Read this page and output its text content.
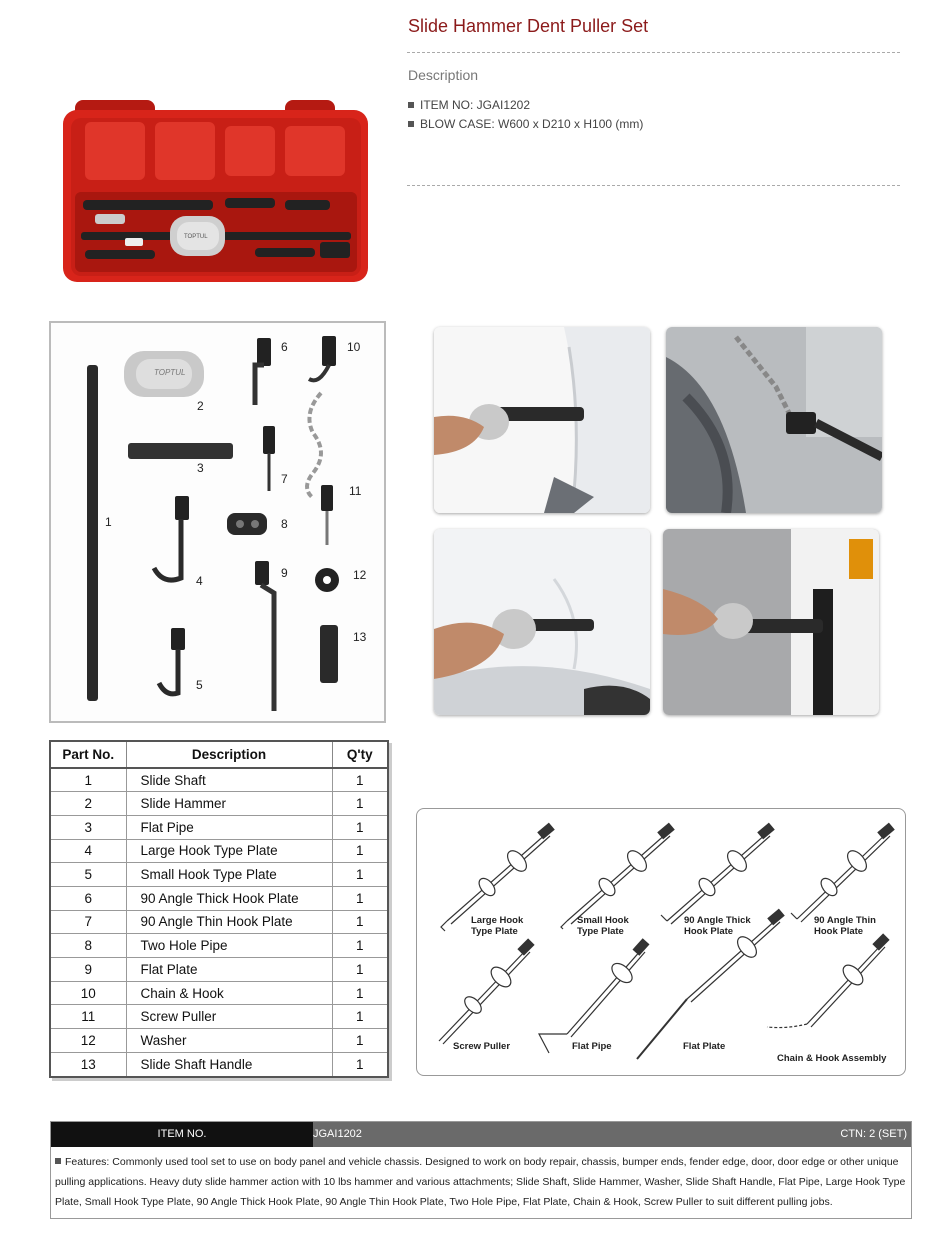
Slide Hammer Dent Puller Set
Description
ITEM NO: JGAI1202
BLOW CASE: W600 x D210 x H100 (mm)
TOPTUL
1
2
3
4
5
6
7
8
9
10
11
12
13
TOPTUL
Part No.	Description	Q'ty
1	Slide Shaft	1
2	Slide Hammer	1
3	Flat Pipe	1
4	Large Hook Type Plate	1
5	Small Hook Type Plate	1
6	90 Angle Thick Hook Plate	1
7	90 Angle Thin Hook Plate	1
8	Two Hole Pipe	1
9	Flat Plate	1
10	Chain & Hook	1
11	Screw Puller	1
12	Washer	1
13	Slide Shaft Handle	1
Large Hook
Type Plate
Small Hook
Type Plate
90 Angle Thick
Hook Plate
90 Angle Thin
Hook Plate
Screw Puller	Flat Pipe	Flat Plate
Chain & Hook Assembly
ITEM NO.	JGAI1202	CTN: 2 (SET)
Features: Commonly used tool set to use on body panel and vehicle chassis. Designed to work on body repair, chassis, bumper ends, fender edge, door, door edge or other unique pulling applications. Heavy duty slide hammer action with 10 lbs hammer and various attachments; Slide Shaft, Slide Hammer, Washer, Slide Shaft Handle, Flat Pipe, Large Hook Type Plate, Small Hook Type Plate, 90 Angle Thick Hook Plate, 90 Angle Thin Hook Plate, Two Hole Pipe, Flat Plate, Chain & Hook, Screw Puller to suit different pulling jobs.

----------------

- _AIM OF THE TASK_: Transcribe the entries above verbatim, omitting their pictures.

- _ANSWER TO THE TASK_:
Read this page and output its text content.
Slide Hammer Dent Puller Set
Description
ITEM NO: JGAI1202
BLOW CASE: W600 x D210 x H100 (mm)
TOPTUL
1
2
3
4
5
6
7
8
9
10
11
12
13
TOPTUL
Part No.	Description	Q'ty
1	Slide Shaft	1
2	Slide Hammer	1
3	Flat Pipe	1
4	Large Hook Type Plate	1
5	Small Hook Type Plate	1
6	90 Angle Thick Hook Plate	1
7	90 Angle Thin Hook Plate	1
8	Two Hole Pipe	1
9	Flat Plate	1
10	Chain & Hook	1
11	Screw Puller	1
12	Washer	1
13	Slide Shaft Handle	1
Large Hook
Type Plate
Small Hook
Type Plate
90 Angle Thick
Hook Plate
90 Angle Thin
Hook Plate
Screw Puller	Flat Pipe	Flat Plate
Chain & Hook Assembly
ITEM NO.	JGAI1202	CTN: 2 (SET)
Features: Commonly used tool set to use on body panel and vehicle chassis. Designed to work on body repair, chassis, bumper ends, fender edge, door, door edge or other unique pulling applications. Heavy duty slide hammer action with 10 lbs hammer and various attachments; Slide Shaft, Slide Hammer, Washer, Slide Shaft Handle, Flat Pipe, Large Hook Type Plate, Small Hook Type Plate, 90 Angle Thick Hook Plate, 90 Angle Thin Hook Plate, Two Hole Pipe, Flat Plate, Chain & Hook, Screw Puller to suit different pulling jobs.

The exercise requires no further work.